Instructions for the task
Look for the string "this" in every line, and copy each line that has it.

+---+

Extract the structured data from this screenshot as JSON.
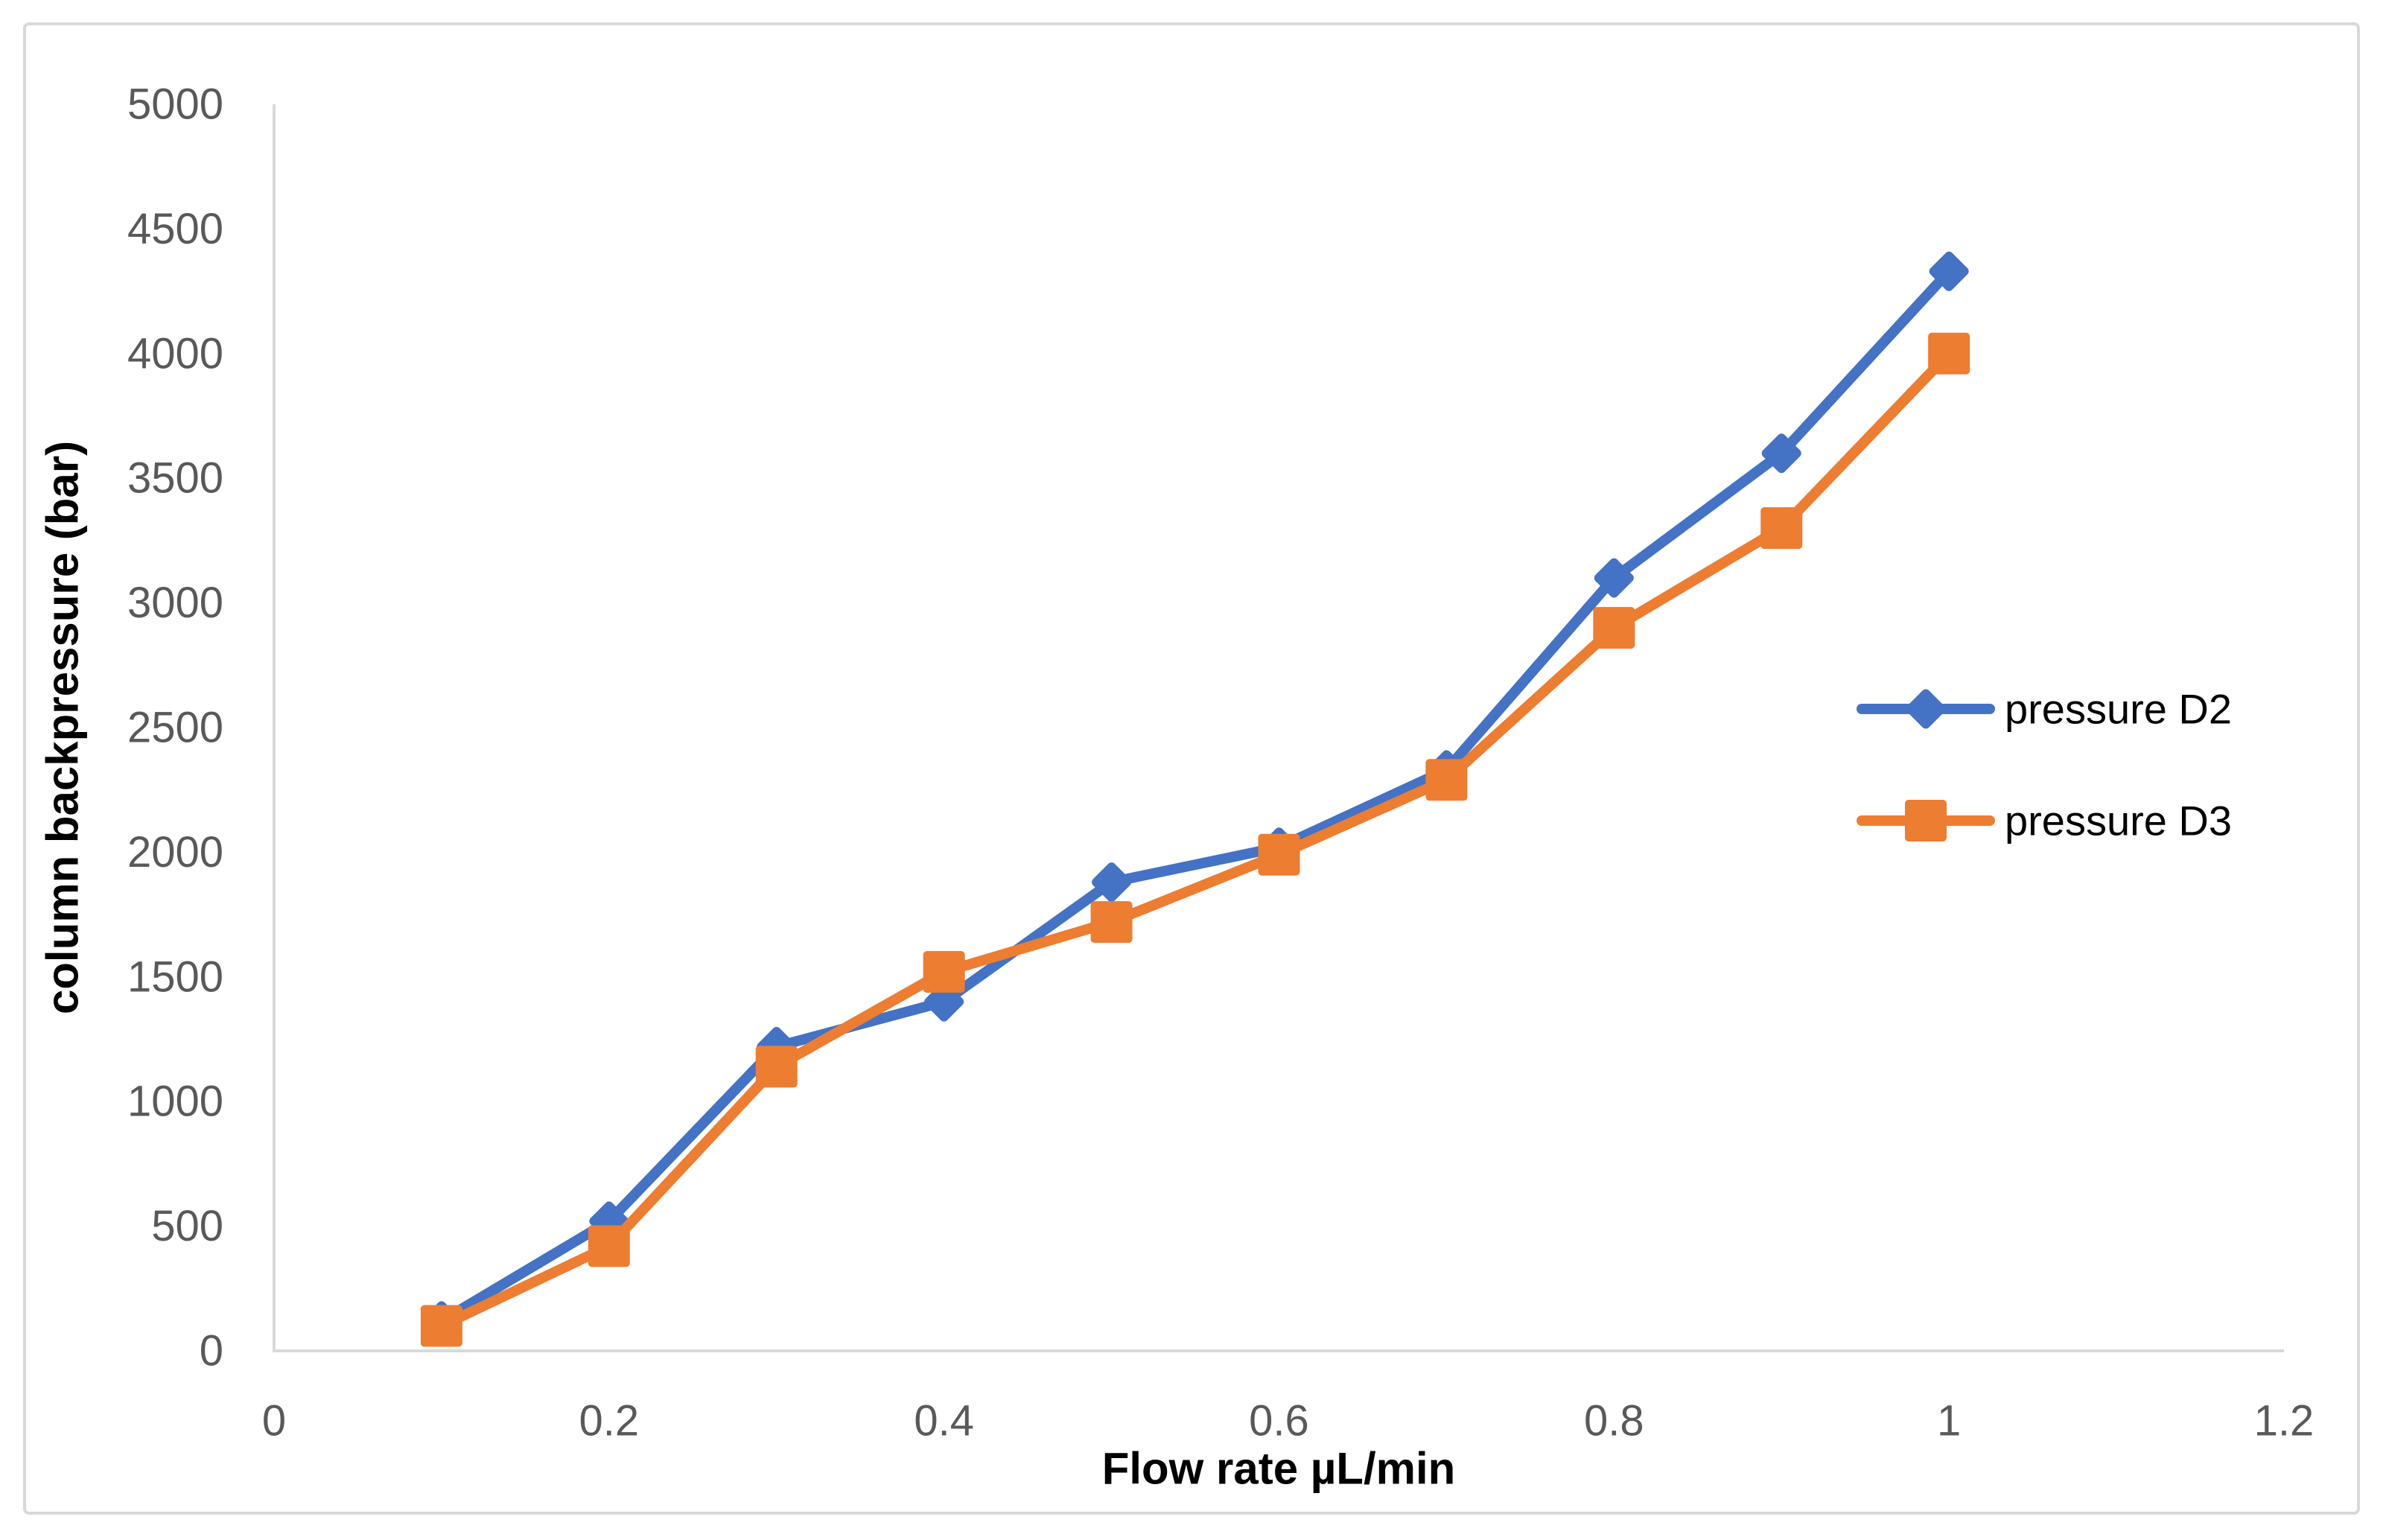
{
  "figure": {
    "background_color": "#ffffff",
    "frame_border_color": "#d9d9d9"
  },
  "chart_data": {
    "type": "line",
    "x": [
      0.1,
      0.2,
      0.3,
      0.4,
      0.5,
      0.6,
      0.7,
      0.8,
      0.9,
      1.0
    ],
    "series": [
      {
        "name": "pressure D2",
        "color": "#4472c4",
        "marker": "diamond",
        "values": [
          120,
          520,
          1220,
          1400,
          1880,
          2020,
          2330,
          3100,
          3600,
          4330
        ]
      },
      {
        "name": "pressure D3",
        "color": "#ed7d31",
        "marker": "square",
        "values": [
          100,
          420,
          1140,
          1520,
          1720,
          1990,
          2290,
          2900,
          3300,
          4000
        ]
      }
    ],
    "xlabel": "Flow rate µL/min",
    "ylabel": "column backpressure (bar)",
    "xlim": [
      0,
      1.2
    ],
    "ylim": [
      0,
      5000
    ],
    "x_tick_values": [
      0,
      0.2,
      0.4,
      0.6,
      0.8,
      1,
      1.2
    ],
    "x_tick_labels": [
      "0",
      "0.2",
      "0.4",
      "0.6",
      "0.8",
      "1",
      "1.2"
    ],
    "y_tick_values": [
      0,
      500,
      1000,
      1500,
      2000,
      2500,
      3000,
      3500,
      4000,
      4500,
      5000
    ],
    "y_tick_labels": [
      "0",
      "500",
      "1000",
      "1500",
      "2000",
      "2500",
      "3000",
      "3500",
      "4000",
      "4500",
      "5000"
    ],
    "grid": false,
    "legend_position": "right-center",
    "axis_line_color": "#d9d9d9",
    "tick_label_color": "#595959",
    "axis_title_color": "#000000",
    "legend_text_color": "#000000"
  }
}
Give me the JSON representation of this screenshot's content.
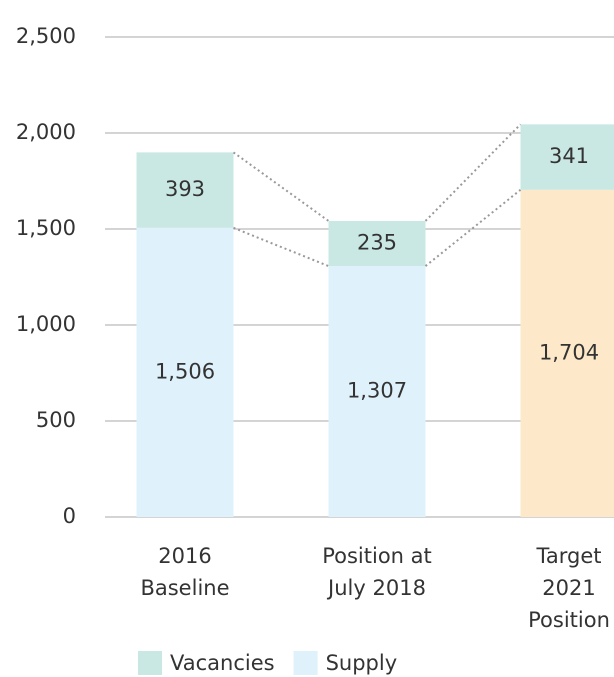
{
  "chart_data": {
    "type": "stacked_bar",
    "categories": [
      [
        "2016",
        "Baseline"
      ],
      [
        "Position at",
        "July 2018"
      ],
      [
        "Target",
        "2021",
        "Position"
      ]
    ],
    "series": [
      {
        "name": "Supply",
        "color": "#dff1fb",
        "point_colors": [
          "#dff1fb",
          "#dff1fb",
          "#fde9c9"
        ],
        "values": [
          1506,
          1307,
          1704
        ],
        "value_labels": [
          "1,506",
          "1,307",
          "1,704"
        ]
      },
      {
        "name": "Vacancies",
        "color": "#c9e8e3",
        "values": [
          393,
          235,
          341
        ]
      }
    ],
    "legend_order": [
      1,
      0
    ],
    "ylim": [
      0,
      2500
    ],
    "yticks": [
      0,
      500,
      {
        "value": 1000,
        "label": "1,000"
      },
      {
        "value": 1500,
        "label": "1,500"
      },
      {
        "value": 2000,
        "label": "2,000"
      },
      {
        "value": 2500,
        "label": "2,500"
      }
    ],
    "grid": true,
    "legend": "bottom"
  }
}
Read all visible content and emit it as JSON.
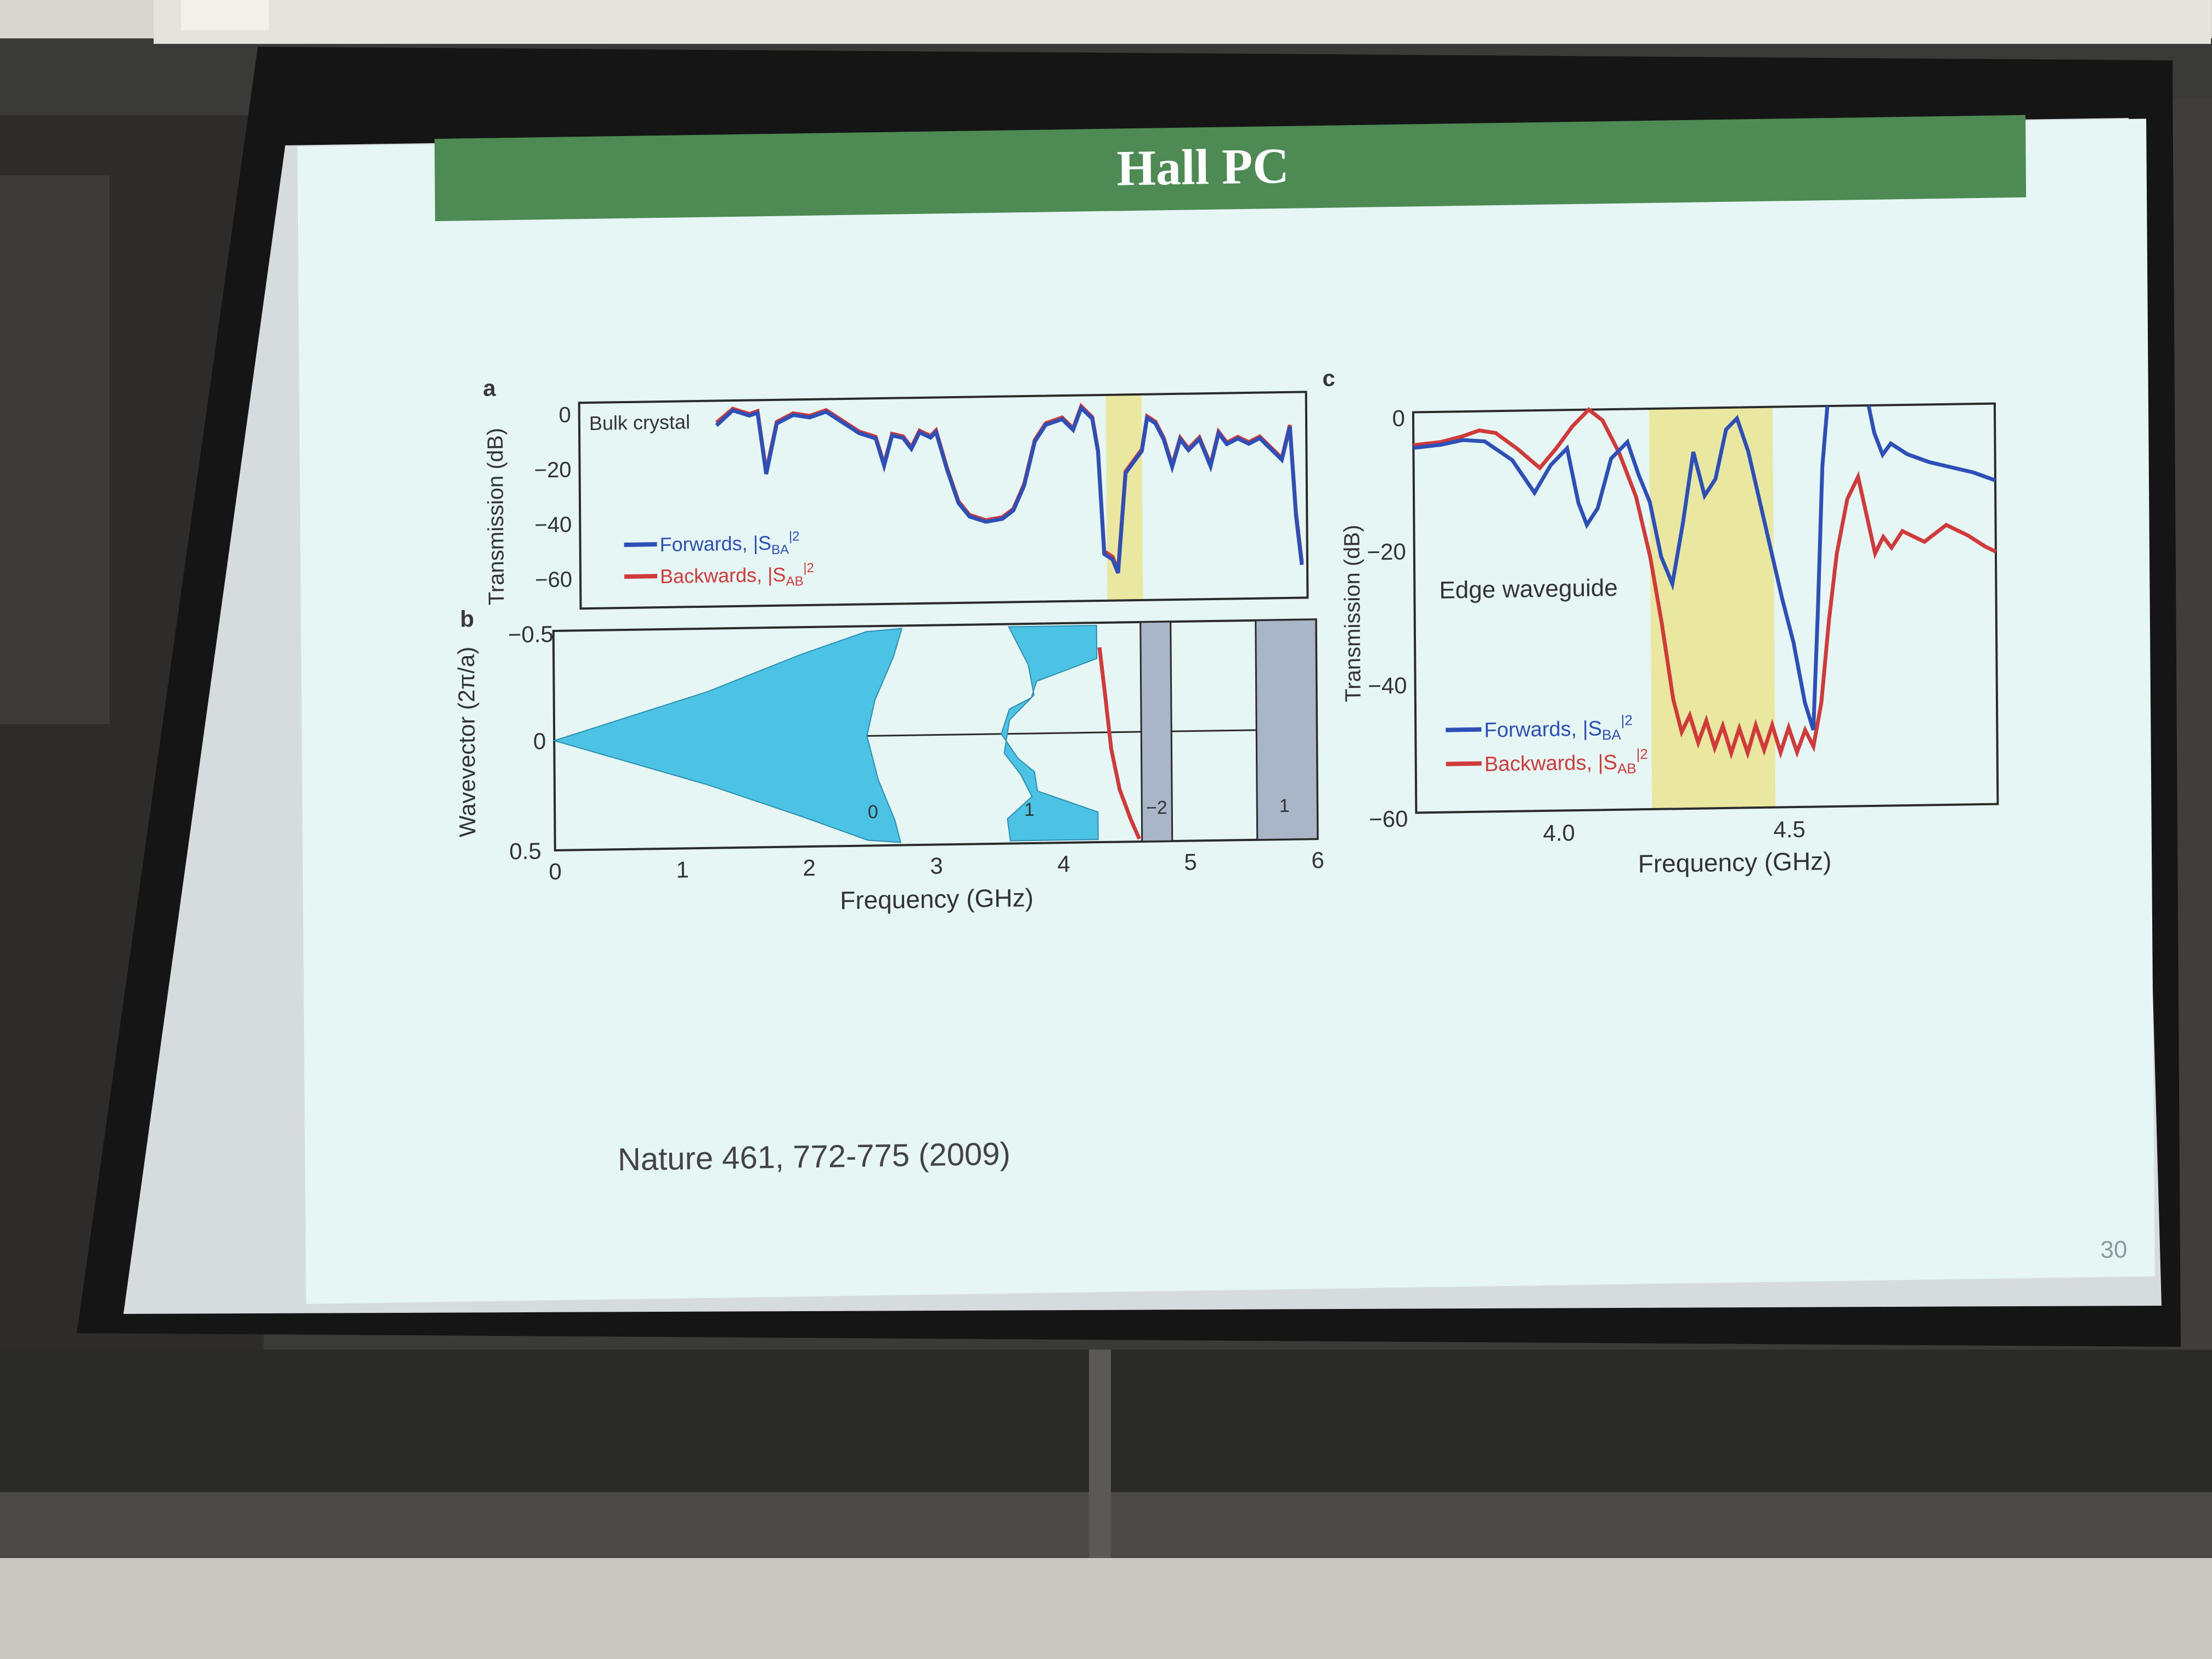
{
  "slide": {
    "title": "Hall PC",
    "citation": "Nature 461, 772-775 (2009)",
    "page_number": "30",
    "colors": {
      "title_bar": "#4e8a54",
      "slide_bg": "#e6f6f4",
      "forward": "#2d4fb8",
      "backward": "#d03a3a",
      "band_fill": "#4cc3e4",
      "highlight": "#e9e7a0",
      "gray_band": "#a9b6c8"
    }
  },
  "panel_a": {
    "letter": "a",
    "annotation": "Bulk crystal",
    "ylabel": "Transmission (dB)",
    "yticks": [
      "0",
      "−20",
      "−40",
      "−60"
    ],
    "legend": [
      {
        "text": "Forwards, |S",
        "sub": "BA",
        "sup": "2"
      },
      {
        "text": "Backwards, |S",
        "sub": "AB",
        "sup": "2"
      }
    ]
  },
  "panel_b": {
    "letter": "b",
    "ylabel": "Wavevector (2π/a)",
    "yticks": [
      "−0.5",
      "0",
      "0.5"
    ],
    "xticks": [
      "0",
      "1",
      "2",
      "3",
      "4",
      "5",
      "6"
    ],
    "xlabel": "Frequency (GHz)",
    "band_labels": [
      "0",
      "1",
      "−2",
      "1"
    ]
  },
  "panel_c": {
    "letter": "c",
    "annotation": "Edge waveguide",
    "ylabel": "Transmission (dB)",
    "yticks": [
      "0",
      "−20",
      "−40",
      "−60"
    ],
    "xticks": [
      "4.0",
      "4.5"
    ],
    "xlabel": "Frequency (GHz)",
    "legend": [
      {
        "text": "Forwards, |S",
        "sub": "BA",
        "sup": "2"
      },
      {
        "text": "Backwards, |S",
        "sub": "AB",
        "sup": "2"
      }
    ]
  }
}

+---+

Task result
Extract the structured data from this screenshot as JSON.
Give me the JSON representation of this screenshot's content.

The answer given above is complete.